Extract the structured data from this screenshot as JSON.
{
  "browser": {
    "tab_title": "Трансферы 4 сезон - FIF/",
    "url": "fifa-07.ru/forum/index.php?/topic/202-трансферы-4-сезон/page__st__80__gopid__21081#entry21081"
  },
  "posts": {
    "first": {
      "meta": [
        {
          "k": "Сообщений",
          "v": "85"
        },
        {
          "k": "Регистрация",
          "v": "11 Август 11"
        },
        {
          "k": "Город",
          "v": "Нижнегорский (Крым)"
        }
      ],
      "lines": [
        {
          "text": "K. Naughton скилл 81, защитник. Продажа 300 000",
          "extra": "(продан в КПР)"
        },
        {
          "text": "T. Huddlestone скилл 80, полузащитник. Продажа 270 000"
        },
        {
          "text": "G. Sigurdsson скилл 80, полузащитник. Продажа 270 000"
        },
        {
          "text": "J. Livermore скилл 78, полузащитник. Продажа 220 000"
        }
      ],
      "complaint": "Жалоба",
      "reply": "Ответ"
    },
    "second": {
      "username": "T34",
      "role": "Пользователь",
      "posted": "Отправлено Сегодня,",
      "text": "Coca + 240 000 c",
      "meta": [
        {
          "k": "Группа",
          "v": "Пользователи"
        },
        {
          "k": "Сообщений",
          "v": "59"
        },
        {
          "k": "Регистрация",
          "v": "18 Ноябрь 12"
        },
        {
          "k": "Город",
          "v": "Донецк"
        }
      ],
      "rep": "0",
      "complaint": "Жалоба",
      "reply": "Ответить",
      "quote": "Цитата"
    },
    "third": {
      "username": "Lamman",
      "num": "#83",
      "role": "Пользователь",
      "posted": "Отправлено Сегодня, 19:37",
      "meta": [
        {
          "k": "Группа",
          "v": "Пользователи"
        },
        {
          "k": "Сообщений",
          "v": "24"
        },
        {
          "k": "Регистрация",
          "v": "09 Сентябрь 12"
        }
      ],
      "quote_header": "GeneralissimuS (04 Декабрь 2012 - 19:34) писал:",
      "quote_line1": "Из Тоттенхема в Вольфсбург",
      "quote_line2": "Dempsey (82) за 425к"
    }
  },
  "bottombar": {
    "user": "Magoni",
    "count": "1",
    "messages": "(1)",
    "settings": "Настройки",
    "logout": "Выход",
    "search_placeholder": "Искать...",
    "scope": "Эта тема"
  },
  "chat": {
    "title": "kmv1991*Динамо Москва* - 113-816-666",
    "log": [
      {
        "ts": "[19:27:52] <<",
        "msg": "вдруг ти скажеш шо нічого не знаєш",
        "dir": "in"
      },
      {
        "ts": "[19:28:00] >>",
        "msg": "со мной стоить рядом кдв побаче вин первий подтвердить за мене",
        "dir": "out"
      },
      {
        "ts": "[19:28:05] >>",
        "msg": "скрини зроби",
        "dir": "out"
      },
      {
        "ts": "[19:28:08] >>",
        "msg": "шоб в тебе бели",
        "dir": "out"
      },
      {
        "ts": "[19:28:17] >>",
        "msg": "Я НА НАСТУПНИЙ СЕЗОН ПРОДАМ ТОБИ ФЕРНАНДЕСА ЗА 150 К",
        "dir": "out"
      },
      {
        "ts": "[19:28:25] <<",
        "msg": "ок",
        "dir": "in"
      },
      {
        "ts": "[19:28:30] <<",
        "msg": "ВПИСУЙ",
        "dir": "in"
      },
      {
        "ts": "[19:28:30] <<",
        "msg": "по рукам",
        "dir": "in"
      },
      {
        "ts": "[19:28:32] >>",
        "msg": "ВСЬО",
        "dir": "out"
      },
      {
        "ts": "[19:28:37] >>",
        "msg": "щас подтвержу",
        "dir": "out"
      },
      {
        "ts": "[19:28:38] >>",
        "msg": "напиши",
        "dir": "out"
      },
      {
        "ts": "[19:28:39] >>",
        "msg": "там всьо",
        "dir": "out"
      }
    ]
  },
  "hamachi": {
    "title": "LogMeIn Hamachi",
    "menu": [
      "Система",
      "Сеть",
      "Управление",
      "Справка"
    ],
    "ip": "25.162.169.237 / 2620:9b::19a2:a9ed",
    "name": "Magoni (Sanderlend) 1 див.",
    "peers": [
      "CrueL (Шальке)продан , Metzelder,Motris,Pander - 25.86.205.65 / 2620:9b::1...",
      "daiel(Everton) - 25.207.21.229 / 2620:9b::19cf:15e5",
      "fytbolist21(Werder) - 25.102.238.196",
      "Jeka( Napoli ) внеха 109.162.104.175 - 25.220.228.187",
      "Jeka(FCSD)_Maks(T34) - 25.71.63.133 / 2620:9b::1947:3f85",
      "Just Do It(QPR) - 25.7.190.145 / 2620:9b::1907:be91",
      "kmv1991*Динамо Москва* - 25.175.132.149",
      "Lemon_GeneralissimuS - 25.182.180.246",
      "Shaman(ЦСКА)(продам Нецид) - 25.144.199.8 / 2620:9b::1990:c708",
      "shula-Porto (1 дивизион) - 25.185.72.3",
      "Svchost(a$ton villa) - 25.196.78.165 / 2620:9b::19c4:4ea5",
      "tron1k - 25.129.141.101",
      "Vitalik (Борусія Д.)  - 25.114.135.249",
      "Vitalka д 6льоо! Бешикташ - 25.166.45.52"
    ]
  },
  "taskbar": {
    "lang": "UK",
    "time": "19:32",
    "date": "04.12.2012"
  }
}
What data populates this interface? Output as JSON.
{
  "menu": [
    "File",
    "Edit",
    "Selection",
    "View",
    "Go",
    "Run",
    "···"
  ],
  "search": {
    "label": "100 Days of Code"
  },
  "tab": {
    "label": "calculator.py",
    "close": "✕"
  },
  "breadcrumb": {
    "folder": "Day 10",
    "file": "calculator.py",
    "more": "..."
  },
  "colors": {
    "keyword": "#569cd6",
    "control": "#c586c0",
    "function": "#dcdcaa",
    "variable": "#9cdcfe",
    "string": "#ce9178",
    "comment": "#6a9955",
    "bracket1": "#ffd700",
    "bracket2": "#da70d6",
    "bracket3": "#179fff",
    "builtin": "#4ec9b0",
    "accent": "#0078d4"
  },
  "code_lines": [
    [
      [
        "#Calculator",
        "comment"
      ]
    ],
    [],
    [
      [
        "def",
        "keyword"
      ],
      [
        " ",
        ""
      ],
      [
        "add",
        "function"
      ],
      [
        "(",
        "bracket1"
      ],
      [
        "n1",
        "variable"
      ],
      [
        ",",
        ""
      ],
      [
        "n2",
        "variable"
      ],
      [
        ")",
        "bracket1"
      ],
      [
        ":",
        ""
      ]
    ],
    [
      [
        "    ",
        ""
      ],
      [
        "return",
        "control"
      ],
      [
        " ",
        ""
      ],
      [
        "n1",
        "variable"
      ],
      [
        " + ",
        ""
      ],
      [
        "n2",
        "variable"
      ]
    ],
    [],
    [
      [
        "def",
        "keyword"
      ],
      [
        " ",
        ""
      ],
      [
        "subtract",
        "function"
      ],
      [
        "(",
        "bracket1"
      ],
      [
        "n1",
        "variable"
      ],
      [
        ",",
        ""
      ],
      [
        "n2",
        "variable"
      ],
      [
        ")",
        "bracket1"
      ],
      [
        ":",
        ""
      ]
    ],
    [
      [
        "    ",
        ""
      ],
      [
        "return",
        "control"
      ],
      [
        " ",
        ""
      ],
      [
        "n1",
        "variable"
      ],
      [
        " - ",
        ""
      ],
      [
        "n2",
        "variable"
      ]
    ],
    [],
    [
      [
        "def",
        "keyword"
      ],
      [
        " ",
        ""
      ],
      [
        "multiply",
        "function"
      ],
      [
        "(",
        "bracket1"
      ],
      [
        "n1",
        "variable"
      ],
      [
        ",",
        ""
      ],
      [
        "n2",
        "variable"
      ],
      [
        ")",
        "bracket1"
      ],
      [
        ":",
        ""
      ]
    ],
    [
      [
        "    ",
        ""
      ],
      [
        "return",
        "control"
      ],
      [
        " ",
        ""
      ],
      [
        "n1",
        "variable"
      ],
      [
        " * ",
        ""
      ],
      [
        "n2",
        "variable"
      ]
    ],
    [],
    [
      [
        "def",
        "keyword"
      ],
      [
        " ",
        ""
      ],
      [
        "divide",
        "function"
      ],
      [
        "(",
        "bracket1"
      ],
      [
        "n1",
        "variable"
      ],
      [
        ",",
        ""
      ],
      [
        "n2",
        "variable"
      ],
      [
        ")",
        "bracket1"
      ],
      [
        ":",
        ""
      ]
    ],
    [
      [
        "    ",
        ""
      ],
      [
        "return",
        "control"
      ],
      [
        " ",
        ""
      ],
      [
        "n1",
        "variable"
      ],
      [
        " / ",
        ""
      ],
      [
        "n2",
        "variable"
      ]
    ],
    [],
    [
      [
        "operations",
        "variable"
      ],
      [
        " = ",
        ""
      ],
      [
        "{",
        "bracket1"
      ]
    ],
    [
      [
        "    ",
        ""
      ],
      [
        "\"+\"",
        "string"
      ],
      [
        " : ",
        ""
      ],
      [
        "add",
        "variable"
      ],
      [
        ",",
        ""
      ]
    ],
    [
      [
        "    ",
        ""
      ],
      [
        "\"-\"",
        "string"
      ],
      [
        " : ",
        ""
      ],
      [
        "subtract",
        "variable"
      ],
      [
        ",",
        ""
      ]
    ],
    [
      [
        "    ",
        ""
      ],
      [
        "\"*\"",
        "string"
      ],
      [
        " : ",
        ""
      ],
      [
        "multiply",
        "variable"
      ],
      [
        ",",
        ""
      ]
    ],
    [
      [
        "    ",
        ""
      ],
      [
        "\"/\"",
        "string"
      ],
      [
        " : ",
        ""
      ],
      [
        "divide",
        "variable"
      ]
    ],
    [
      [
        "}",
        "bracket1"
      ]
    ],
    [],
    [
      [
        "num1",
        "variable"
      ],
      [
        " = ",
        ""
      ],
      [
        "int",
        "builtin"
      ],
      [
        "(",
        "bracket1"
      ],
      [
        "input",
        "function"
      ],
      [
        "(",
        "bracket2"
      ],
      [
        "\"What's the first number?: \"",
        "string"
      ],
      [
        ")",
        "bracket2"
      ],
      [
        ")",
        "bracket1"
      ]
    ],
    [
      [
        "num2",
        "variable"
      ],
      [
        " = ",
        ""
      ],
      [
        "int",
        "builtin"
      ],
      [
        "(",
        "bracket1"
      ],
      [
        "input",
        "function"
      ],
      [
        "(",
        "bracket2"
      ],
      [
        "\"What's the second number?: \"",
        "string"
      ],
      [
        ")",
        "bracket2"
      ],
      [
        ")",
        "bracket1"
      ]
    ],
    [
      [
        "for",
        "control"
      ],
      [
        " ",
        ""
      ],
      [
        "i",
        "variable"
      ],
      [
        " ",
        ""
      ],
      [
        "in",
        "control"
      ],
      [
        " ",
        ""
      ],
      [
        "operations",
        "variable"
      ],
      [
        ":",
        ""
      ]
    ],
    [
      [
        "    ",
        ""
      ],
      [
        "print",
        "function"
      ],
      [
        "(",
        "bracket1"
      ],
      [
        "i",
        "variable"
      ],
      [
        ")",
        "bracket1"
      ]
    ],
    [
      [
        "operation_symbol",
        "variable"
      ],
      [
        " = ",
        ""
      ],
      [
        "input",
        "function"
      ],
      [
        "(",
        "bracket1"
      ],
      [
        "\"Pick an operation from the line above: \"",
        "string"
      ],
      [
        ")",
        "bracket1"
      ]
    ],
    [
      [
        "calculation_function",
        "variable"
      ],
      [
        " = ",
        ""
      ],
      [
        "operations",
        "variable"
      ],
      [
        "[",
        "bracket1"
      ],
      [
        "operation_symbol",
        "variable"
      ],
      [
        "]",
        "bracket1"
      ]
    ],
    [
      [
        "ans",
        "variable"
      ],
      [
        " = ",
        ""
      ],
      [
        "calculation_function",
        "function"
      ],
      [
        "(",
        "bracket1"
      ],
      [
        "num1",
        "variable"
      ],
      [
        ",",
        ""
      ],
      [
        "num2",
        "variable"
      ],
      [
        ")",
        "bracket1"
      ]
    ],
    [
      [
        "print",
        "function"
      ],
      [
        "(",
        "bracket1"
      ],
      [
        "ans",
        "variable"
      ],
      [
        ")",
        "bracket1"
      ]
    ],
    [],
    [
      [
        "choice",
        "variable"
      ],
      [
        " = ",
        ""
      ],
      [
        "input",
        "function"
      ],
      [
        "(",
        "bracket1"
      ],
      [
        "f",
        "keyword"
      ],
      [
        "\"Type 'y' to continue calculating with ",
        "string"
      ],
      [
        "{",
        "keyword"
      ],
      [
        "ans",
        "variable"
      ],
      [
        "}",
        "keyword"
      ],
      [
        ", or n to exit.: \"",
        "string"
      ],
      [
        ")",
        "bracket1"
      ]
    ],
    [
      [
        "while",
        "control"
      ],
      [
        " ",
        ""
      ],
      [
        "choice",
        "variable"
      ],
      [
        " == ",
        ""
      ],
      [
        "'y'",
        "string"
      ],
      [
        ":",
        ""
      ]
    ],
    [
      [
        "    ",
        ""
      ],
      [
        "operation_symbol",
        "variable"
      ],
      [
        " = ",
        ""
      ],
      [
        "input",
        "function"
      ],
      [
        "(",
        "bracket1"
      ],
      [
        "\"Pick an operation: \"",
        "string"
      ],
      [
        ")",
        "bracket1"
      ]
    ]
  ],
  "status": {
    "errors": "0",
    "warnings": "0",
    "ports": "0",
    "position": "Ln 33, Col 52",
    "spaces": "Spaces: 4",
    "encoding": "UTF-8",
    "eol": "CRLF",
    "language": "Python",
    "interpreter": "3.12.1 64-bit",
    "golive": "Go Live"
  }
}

::::::

=== INSTRUCTION ===
Using the material above, report each line where "полузащитник" occurs.

=== SOLUTION TO THE EXERCISE ===
          "text": "T. Huddlestone скилл 80, полузащитник. Продажа 270 000"
          "text": "G. Sigurdsson скилл 80, полузащитник. Продажа 270 000"
          "text": "J. Livermore скилл 78, полузащитник. Продажа 220 000"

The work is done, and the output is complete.